● **Material provided**
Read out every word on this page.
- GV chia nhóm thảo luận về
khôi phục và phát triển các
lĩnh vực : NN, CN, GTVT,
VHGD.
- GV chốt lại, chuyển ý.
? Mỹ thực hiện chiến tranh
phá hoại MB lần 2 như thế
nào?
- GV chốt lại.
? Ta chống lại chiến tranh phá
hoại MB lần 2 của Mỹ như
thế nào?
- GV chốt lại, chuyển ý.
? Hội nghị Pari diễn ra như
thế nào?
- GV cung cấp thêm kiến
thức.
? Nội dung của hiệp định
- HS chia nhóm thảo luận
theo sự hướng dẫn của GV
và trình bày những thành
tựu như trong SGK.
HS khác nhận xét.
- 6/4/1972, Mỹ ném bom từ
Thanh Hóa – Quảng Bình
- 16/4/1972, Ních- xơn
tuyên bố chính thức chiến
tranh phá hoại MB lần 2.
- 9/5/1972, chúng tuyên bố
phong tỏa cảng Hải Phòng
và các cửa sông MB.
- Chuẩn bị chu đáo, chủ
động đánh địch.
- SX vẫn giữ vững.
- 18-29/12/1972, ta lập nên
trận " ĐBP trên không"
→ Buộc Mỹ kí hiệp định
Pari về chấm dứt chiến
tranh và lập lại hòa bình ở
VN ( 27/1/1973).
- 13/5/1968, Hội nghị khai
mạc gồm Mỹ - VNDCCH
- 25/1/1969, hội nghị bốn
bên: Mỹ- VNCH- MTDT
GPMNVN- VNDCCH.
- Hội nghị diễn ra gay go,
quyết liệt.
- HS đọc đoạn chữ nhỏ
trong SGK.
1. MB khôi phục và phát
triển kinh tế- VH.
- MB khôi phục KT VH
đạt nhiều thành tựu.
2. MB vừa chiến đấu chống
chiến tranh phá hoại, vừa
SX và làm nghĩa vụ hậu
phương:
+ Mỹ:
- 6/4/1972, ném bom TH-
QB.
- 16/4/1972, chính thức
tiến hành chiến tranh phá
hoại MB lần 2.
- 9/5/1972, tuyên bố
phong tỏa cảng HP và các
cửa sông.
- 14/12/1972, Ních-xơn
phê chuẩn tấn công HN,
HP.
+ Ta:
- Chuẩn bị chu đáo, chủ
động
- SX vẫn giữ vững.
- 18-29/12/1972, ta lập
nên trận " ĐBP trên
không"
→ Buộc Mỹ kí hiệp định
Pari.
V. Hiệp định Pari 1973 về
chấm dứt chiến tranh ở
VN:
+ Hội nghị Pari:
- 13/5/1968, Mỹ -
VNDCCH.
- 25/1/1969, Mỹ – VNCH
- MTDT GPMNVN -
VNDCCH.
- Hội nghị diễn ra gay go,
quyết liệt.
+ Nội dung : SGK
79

● **Written exercise**
Write out all of the records above exactly as they appear.

● **Solution for this problem**
Read out every word on this page.
- GV chia nhóm thảo luận về
khôi phục và phát triển các
lĩnh vực : NN, CN, GTVT,
VHGD.
- GV chốt lại, chuyển ý.
? Mỹ thực hiện chiến tranh
phá hoại MB lần 2 như thế
nào?
- GV chốt lại.
? Ta chống lại chiến tranh phá
hoại MB lần 2 của Mỹ như
thế nào?
- GV chốt lại, chuyển ý.
? Hội nghị Pari diễn ra như
thế nào?
- GV cung cấp thêm kiến
thức.
? Nội dung của hiệp định
- HS chia nhóm thảo luận
theo sự hướng dẫn của GV
và trình bày những thành
tựu như trong SGK.
HS khác nhận xét.
- 6/4/1972, Mỹ ném bom từ
Thanh Hóa – Quảng Bình
- 16/4/1972, Ních- xơn
tuyên bố chính thức chiến
tranh phá hoại MB lần 2.
- 9/5/1972, chúng tuyên bố
phong tỏa cảng Hải Phòng
và các cửa sông MB.
- Chuẩn bị chu đáo, chủ
động đánh địch.
- SX vẫn giữ vững.
- 18-29/12/1972, ta lập nên
trận " ĐBP trên không"
→ Buộc Mỹ kí hiệp định
Pari về chấm dứt chiến
tranh và lập lại hòa bình ở
VN ( 27/1/1973).
- 13/5/1968, Hội nghị khai
mạc gồm Mỹ - VNDCCH
- 25/1/1969, hội nghị bốn
bên: Mỹ- VNCH- MTDT
GPMNVN- VNDCCH.
- Hội nghị diễn ra gay go,
quyết liệt.
- HS đọc đoạn chữ nhỏ
trong SGK.
1. MB khôi phục và phát
triển kinh tế- VH.
- MB khôi phục KT VH
đạt nhiều thành tựu.
2. MB vừa chiến đấu chống
chiến tranh phá hoại, vừa
SX và làm nghĩa vụ hậu
phương:
+ Mỹ:
- 6/4/1972, ném bom TH-
QB.
- 16/4/1972, chính thức
tiến hành chiến tranh phá
hoại MB lần 2.
- 9/5/1972, tuyên bố
phong tỏa cảng HP và các
cửa sông.
- 14/12/1972, Ních-xơn
phê chuẩn tấn công HN,
HP.
+ Ta:
- Chuẩn bị chu đáo, chủ
động
- SX vẫn giữ vững.
- 18-29/12/1972, ta lập
nên trận " ĐBP trên
không"
→ Buộc Mỹ kí hiệp định
Pari.
V. Hiệp định Pari 1973 về
chấm dứt chiến tranh ở
VN:
+ Hội nghị Pari:
- 13/5/1968, Mỹ -
VNDCCH.
- 25/1/1969, Mỹ – VNCH
- MTDT GPMNVN -
VNDCCH.
- Hội nghị diễn ra gay go,
quyết liệt.
+ Nội dung : SGK
79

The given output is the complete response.